(Element location listings)

--- Start ---

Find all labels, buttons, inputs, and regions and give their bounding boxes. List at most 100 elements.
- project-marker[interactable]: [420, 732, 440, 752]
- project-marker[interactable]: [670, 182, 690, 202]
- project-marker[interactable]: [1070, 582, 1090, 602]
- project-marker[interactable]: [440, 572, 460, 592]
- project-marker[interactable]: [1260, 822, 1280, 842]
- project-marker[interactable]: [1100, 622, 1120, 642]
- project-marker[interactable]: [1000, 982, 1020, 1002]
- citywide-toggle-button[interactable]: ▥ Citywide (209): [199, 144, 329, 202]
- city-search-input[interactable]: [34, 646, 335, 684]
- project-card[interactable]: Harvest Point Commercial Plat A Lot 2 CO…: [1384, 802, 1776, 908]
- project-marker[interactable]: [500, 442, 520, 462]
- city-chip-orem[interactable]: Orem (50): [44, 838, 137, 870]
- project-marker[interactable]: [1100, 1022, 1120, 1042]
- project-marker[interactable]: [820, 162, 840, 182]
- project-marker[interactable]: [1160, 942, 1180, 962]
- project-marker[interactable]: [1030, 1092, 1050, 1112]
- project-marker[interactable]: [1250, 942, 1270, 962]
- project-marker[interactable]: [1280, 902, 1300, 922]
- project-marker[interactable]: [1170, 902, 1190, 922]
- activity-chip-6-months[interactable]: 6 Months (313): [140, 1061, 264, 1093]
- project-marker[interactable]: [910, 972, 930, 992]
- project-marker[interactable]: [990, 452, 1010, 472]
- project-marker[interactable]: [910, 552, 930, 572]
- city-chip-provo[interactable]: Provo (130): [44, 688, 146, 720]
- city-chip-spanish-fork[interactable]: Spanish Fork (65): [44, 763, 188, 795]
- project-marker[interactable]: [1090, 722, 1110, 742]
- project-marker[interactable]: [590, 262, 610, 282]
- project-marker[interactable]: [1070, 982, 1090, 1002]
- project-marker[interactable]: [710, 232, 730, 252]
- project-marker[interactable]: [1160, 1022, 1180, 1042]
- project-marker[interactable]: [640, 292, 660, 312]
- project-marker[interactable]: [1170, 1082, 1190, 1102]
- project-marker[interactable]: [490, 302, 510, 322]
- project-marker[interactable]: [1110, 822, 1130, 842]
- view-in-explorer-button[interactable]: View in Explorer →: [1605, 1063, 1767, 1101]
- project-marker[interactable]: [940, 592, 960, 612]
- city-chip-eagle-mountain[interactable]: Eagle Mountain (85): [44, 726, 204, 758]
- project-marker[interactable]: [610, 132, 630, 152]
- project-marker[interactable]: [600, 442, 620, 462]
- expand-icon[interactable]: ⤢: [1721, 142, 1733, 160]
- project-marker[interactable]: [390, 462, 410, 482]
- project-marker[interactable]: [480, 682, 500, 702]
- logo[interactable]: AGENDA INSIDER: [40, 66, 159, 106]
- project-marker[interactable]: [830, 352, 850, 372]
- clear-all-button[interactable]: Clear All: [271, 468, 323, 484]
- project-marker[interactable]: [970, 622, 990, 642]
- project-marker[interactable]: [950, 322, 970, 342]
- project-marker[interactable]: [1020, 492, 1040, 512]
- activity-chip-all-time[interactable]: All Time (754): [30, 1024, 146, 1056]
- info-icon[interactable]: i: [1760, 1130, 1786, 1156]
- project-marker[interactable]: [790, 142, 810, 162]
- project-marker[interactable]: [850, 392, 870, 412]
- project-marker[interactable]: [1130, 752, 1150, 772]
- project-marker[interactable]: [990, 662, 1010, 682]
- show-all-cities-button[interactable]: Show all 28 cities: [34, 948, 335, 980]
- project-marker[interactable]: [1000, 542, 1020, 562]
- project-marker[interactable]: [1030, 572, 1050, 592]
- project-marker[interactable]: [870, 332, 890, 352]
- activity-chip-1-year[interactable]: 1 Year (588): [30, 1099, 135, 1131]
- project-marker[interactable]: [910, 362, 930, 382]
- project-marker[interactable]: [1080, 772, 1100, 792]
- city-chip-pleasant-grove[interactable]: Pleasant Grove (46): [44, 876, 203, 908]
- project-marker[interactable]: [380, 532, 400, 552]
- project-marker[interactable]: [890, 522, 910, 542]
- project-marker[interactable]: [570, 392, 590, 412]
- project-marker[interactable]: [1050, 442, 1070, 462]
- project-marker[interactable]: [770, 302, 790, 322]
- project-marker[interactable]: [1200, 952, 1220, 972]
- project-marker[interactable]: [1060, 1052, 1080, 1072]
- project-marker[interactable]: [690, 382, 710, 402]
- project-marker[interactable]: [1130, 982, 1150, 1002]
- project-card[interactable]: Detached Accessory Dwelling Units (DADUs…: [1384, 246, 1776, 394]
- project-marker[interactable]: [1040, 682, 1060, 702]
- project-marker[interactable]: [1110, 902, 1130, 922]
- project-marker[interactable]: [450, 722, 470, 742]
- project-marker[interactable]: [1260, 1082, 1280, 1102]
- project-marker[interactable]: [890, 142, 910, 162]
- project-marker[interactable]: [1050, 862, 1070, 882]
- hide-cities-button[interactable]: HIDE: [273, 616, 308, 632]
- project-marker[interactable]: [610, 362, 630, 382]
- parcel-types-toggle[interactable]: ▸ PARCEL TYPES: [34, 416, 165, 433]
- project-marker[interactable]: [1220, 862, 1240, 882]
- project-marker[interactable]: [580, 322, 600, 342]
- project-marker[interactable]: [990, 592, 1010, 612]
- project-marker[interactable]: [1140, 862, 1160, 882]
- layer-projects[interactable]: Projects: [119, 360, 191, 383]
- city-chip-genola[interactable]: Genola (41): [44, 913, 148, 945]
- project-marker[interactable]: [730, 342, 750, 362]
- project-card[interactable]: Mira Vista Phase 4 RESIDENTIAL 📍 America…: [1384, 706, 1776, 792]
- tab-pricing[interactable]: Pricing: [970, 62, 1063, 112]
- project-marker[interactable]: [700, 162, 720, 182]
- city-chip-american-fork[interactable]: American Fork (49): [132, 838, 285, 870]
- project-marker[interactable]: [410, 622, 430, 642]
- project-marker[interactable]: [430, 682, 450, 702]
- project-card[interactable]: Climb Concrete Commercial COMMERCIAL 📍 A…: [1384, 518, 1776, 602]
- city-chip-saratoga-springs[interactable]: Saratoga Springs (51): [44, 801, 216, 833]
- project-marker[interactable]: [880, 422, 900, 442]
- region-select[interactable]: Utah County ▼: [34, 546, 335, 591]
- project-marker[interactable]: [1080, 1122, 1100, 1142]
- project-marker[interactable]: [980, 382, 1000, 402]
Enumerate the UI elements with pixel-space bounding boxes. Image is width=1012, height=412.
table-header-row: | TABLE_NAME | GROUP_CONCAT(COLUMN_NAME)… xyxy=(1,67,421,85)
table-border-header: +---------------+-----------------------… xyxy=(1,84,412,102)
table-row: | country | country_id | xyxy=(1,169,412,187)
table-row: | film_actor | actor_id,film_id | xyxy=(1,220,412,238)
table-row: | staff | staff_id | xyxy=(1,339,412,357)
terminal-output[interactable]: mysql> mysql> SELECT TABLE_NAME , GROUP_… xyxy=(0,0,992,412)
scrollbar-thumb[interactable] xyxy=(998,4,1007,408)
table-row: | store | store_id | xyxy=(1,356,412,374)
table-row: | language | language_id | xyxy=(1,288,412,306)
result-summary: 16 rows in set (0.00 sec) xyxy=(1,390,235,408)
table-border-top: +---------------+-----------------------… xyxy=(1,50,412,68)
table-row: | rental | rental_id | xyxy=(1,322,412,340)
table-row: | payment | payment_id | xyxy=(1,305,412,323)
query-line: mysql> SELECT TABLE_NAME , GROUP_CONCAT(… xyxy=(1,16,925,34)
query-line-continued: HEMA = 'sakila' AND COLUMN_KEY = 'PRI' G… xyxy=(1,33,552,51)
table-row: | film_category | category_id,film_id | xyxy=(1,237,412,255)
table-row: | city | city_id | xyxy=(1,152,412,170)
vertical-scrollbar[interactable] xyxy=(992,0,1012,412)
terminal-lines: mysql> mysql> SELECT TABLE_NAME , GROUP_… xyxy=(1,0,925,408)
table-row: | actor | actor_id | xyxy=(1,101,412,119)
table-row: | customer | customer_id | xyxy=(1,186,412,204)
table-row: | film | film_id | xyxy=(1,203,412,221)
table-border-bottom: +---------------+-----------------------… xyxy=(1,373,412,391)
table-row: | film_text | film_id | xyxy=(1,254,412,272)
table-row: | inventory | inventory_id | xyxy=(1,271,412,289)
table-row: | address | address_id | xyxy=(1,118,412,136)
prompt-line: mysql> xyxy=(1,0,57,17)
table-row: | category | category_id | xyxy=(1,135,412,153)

--- End ---

Requirement:
Edit the items from the beginning up to and including the line with "- project-marker[interactable]: [500, 442, 520, 462]", replacing "project-marker" with "map-pin" and leaving everything else unchanged.

In response:
Find all labels, buttons, inputs, and regions and give their bounding boxes. List at most 100 elements.
- map-pin[interactable]: [420, 732, 440, 752]
- map-pin[interactable]: [670, 182, 690, 202]
- map-pin[interactable]: [1070, 582, 1090, 602]
- map-pin[interactable]: [440, 572, 460, 592]
- map-pin[interactable]: [1260, 822, 1280, 842]
- map-pin[interactable]: [1100, 622, 1120, 642]
- map-pin[interactable]: [1000, 982, 1020, 1002]
- citywide-toggle-button[interactable]: ▥ Citywide (209): [199, 144, 329, 202]
- city-search-input[interactable]: [34, 646, 335, 684]
- project-card[interactable]: Harvest Point Commercial Plat A Lot 2 CO…: [1384, 802, 1776, 908]
- map-pin[interactable]: [500, 442, 520, 462]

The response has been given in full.